Data records:
....

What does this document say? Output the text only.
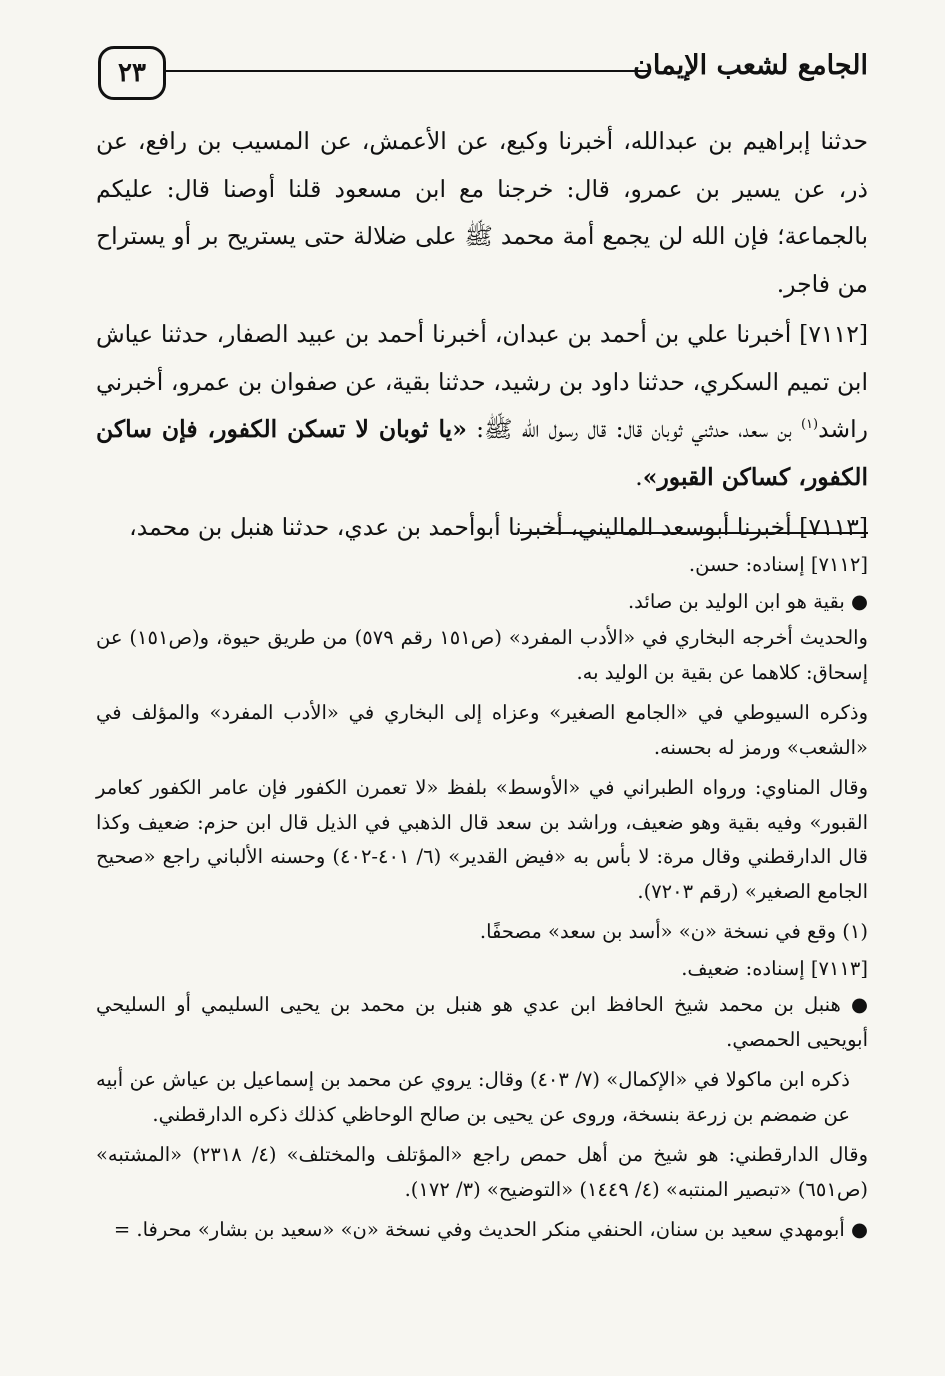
٢٣	الجامع لشعب الإيمان

حدثنا إبراهيم بن عبدالله، أخبرنا وكيع، عن الأعمش، عن المسيب بن رافع، عن ذر، عن يسير بن عمرو، قال: خرجنا مع ابن مسعود قلنا أوصنا قال: عليكم بالجماعة؛ فإن الله لن يجمع أمة محمد ﷺ على ضلالة حتى يستريح بر أو يستراح من فاجر.

[٧١١٢] أخبرنا علي بن أحمد بن عبدان، أخبرنا أحمد بن عبيد الصفار، حدثنا عياش ابن تميم السكري، حدثنا داود بن رشيد، حدثنا بقية، عن صفوان بن عمرو، أخبرني راشد$^{(١)}$ بن سعد، حدثني ثوبان قال: قال رسول الله ﷺ: «يا ثوبان لا تسكن الكفور، فإن ساكن الكفور، كساكن القبور».

[٧١١٣] أخبرنا أبوسعد الماليني، أخبرنا أبوأحمد بن عدي، حدثنا هنبل بن محمد،

[٧١١٢] إسناده: حسن.

● بقية هو ابن الوليد بن صائد.

والحديث أخرجه البخاري في «الأدب المفرد» (ص١٥١ رقم ٥٧٩) من طريق حيوة، و(ص١٥١) عن إسحاق: كلاهما عن بقية بن الوليد به.

وذكره السيوطي في «الجامع الصغير» وعزاه إلى البخاري في «الأدب المفرد» والمؤلف في «الشعب» ورمز له بحسنه.

وقال المناوي: ورواه الطبراني في «الأوسط» بلفظ «لا تعمرن الكفور فإن عامر الكفور كعامر القبور» وفيه بقية وهو ضعيف، وراشد بن سعد قال الذهبي في الذيل قال ابن حزم: ضعيف وكذا قال الدارقطني وقال مرة: لا بأس به «فيض القدير» (٦/ ٤٠١-٤٠٢) وحسنه الألباني راجع «صحيح الجامع الصغير» (رقم ٧٢٠٣).

(١) وقع في نسخة «ن» «أسد بن سعد» مصحفًا.

[٧١١٣] إسناده: ضعيف.

● هنبل بن محمد شيخ الحافظ ابن عدي هو هنبل بن محمد بن يحيى السليمي أو السليحي أبويحيى الحمصي.

ذكره ابن ماكولا في «الإكمال» (٧/ ٤٠٣) وقال: يروي عن محمد بن إسماعيل بن عياش عن أبيه عن ضمضم بن زرعة بنسخة، وروى عن يحيى بن صالح الوحاظي كذلك ذكره الدارقطني.

وقال الدارقطني: هو شيخ من أهل حمص راجع «المؤتلف والمختلف» (٤/ ٢٣١٨) «المشتبه» (ص٦٥١) «تبصير المنتبه» (٤/ ١٤٤٩) «التوضيح» (٣/ ١٧٢).

● أبومهدي سعيد بن سنان، الحنفي منكر الحديث وفي نسخة «ن» «سعيد بن بشار» محرفا. =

....

Pull out the lines above in which the word "المفرد" appears.

والحديث أخرجه البخاري في «الأدب المفرد» (ص١٥١ رقم ٥٧٩) من طريق حيوة، و(ص١٥١) عن إسحاق: كلاهما عن بقية بن الوليد به.
وذكره السيوطي في «الجامع الصغير» وعزاه إلى البخاري في «الأدب المفرد» والمؤلف في «الشعب» ورمز له بحسنه.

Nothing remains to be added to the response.